Given exercise ->
Restate, word for word, every line of the data.

Given data ->
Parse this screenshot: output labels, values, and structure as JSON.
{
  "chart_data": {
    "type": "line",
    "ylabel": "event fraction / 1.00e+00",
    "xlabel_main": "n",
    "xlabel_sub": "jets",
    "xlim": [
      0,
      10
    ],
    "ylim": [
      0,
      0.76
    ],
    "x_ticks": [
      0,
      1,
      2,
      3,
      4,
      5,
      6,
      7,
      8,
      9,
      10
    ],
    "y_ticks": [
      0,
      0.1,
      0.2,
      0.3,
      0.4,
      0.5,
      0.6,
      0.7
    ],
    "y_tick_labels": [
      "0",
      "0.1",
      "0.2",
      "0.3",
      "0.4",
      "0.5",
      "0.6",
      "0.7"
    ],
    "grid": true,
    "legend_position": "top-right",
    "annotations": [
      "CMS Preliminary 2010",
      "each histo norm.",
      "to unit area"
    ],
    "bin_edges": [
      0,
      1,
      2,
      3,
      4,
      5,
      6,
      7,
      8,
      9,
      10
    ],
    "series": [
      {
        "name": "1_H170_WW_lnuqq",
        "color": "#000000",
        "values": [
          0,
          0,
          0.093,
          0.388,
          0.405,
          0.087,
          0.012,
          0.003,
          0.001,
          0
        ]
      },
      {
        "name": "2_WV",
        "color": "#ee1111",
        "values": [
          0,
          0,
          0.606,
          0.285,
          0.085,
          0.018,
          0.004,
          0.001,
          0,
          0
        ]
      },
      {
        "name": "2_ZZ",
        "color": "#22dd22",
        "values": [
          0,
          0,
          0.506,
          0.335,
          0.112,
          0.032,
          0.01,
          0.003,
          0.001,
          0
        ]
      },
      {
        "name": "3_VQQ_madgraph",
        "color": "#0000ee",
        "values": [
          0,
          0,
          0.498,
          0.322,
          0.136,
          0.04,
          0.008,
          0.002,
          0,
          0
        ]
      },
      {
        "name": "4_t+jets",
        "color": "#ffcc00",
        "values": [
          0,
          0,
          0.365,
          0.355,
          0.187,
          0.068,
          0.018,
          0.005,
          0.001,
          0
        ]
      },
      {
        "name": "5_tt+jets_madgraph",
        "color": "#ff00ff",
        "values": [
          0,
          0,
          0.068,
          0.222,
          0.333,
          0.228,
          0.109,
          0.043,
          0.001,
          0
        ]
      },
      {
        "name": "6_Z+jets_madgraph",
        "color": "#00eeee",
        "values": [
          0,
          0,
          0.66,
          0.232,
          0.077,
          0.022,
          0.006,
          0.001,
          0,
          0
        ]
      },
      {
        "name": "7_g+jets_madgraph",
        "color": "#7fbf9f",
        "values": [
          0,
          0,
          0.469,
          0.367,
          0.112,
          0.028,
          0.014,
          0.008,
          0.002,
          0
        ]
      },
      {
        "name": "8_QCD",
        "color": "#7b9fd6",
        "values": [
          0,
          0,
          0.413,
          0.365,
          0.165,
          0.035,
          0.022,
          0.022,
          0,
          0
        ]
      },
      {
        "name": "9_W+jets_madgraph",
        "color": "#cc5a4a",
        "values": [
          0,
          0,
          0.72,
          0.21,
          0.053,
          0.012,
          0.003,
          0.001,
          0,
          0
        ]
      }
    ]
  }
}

Task answer ->
Parse this screenshot: output labels, values, and structure as JSON.
{
  "chart_data": {
    "type": "line",
    "ylabel": "event fraction / 1.00e+00",
    "xlabel_main": "n",
    "xlabel_sub": "jets",
    "xlim": [
      0,
      10
    ],
    "ylim": [
      0,
      0.76
    ],
    "x_ticks": [
      0,
      1,
      2,
      3,
      4,
      5,
      6,
      7,
      8,
      9,
      10
    ],
    "y_ticks": [
      0,
      0.1,
      0.2,
      0.3,
      0.4,
      0.5,
      0.6,
      0.7
    ],
    "y_tick_labels": [
      "0",
      "0.1",
      "0.2",
      "0.3",
      "0.4",
      "0.5",
      "0.6",
      "0.7"
    ],
    "grid": true,
    "legend_position": "top-right",
    "annotations": [
      "CMS Preliminary 2010",
      "each histo norm.",
      "to unit area"
    ],
    "bin_edges": [
      0,
      1,
      2,
      3,
      4,
      5,
      6,
      7,
      8,
      9,
      10
    ],
    "series": [
      {
        "name": "1_H170_WW_lnuqq",
        "color": "#000000",
        "values": [
          0,
          0,
          0.093,
          0.388,
          0.405,
          0.087,
          0.012,
          0.003,
          0.001,
          0
        ]
      },
      {
        "name": "2_WV",
        "color": "#ee1111",
        "values": [
          0,
          0,
          0.606,
          0.285,
          0.085,
          0.018,
          0.004,
          0.001,
          0,
          0
        ]
      },
      {
        "name": "2_ZZ",
        "color": "#22dd22",
        "values": [
          0,
          0,
          0.506,
          0.335,
          0.112,
          0.032,
          0.01,
          0.003,
          0.001,
          0
        ]
      },
      {
        "name": "3_VQQ_madgraph",
        "color": "#0000ee",
        "values": [
          0,
          0,
          0.498,
          0.322,
          0.136,
          0.04,
          0.008,
          0.002,
          0,
          0
        ]
      },
      {
        "name": "4_t+jets",
        "color": "#ffcc00",
        "values": [
          0,
          0,
          0.365,
          0.355,
          0.187,
          0.068,
          0.018,
          0.005,
          0.001,
          0
        ]
      },
      {
        "name": "5_tt+jets_madgraph",
        "color": "#ff00ff",
        "values": [
          0,
          0,
          0.068,
          0.222,
          0.333,
          0.228,
          0.109,
          0.043,
          0.001,
          0
        ]
      },
      {
        "name": "6_Z+jets_madgraph",
        "color": "#00eeee",
        "values": [
          0,
          0,
          0.66,
          0.232,
          0.077,
          0.022,
          0.006,
          0.001,
          0,
          0
        ]
      },
      {
        "name": "7_g+jets_madgraph",
        "color": "#7fbf9f",
        "values": [
          0,
          0,
          0.469,
          0.367,
          0.112,
          0.028,
          0.014,
          0.008,
          0.002,
          0
        ]
      },
      {
        "name": "8_QCD",
        "color": "#7b9fd6",
        "values": [
          0,
          0,
          0.413,
          0.365,
          0.165,
          0.035,
          0.022,
          0.022,
          0,
          0
        ]
      },
      {
        "name": "9_W+jets_madgraph",
        "color": "#cc5a4a",
        "values": [
          0,
          0,
          0.72,
          0.21,
          0.053,
          0.012,
          0.003,
          0.001,
          0,
          0
        ]
      }
    ]
  }
}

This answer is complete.